[Stored dataset items]
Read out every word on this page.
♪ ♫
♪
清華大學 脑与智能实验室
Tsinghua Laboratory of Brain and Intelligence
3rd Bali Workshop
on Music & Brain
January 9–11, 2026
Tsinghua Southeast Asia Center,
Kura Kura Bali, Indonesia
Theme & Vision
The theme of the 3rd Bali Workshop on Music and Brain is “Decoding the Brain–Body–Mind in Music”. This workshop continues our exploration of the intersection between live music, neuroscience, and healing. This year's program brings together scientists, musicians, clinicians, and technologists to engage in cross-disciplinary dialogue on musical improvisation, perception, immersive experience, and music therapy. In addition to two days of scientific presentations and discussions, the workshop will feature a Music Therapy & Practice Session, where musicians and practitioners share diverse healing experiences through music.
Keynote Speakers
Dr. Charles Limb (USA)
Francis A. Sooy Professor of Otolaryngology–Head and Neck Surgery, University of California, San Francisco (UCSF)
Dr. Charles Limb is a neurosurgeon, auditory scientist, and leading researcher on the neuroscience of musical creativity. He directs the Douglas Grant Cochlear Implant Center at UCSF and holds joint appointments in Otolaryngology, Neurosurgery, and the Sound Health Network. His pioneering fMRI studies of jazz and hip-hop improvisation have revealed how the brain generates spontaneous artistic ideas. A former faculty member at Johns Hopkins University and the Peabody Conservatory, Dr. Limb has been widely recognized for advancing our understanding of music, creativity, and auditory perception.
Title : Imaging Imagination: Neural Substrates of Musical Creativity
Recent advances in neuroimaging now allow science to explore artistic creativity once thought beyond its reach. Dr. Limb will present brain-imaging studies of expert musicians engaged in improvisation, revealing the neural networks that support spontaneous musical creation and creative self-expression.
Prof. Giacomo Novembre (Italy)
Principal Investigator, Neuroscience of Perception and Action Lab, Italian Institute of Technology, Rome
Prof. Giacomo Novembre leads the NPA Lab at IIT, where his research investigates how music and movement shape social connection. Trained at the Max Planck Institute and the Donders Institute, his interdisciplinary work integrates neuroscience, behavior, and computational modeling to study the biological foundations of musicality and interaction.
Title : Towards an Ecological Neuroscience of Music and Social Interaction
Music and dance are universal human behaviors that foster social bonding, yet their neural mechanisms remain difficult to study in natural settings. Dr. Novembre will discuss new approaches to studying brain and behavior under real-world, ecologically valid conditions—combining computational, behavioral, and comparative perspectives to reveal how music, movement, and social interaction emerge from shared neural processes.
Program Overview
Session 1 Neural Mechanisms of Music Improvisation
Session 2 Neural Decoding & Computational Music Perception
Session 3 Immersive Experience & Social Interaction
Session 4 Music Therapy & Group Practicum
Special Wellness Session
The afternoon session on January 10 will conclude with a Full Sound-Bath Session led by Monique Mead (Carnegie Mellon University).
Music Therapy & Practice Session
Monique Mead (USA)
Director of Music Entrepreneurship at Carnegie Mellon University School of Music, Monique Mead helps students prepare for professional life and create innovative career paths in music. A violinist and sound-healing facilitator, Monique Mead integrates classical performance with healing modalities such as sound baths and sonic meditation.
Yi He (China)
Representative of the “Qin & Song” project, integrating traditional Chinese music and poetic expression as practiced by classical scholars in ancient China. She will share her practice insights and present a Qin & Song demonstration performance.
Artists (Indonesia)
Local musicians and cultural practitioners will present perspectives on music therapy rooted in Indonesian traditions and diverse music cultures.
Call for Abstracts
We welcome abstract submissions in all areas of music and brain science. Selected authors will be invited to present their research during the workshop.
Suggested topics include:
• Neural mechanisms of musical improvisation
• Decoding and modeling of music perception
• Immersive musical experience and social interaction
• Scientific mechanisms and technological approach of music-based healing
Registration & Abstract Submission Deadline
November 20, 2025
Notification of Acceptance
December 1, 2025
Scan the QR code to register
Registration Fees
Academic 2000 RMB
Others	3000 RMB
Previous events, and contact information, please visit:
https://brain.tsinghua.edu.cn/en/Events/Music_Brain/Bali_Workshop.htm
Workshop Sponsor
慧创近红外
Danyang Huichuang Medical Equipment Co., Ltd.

WRITTEN INSTRUCTION: Find each line holding the string "Limb" and copy it out.

WRITTEN REPLY:
Dr. Charles Limb (USA)
Dr. Charles Limb is a neurosurgeon, auditory scientist, and leading researcher on the neuroscience of musical creativity. He directs the Douglas Grant Cochlear Implant Center at UCSF and holds joint appointments in Otolaryngology, Neurosurgery, and the Sound Health Network. His pioneering fMRI studies of jazz and hip-hop improvisation have revealed how the brain generates spontaneous artistic ideas. A former faculty member at Johns Hopkins University and the Peabody Conservatory, Dr. Limb has been widely recognized for advancing our understanding of music, creativity, and auditory perception.
Recent advances in neuroimaging now allow science to explore artistic creativity once thought beyond its reach. Dr. Limb will present brain-imaging studies of expert musicians engaged in improvisation, revealing the neural networks that support spontaneous musical creation and creative self-expression.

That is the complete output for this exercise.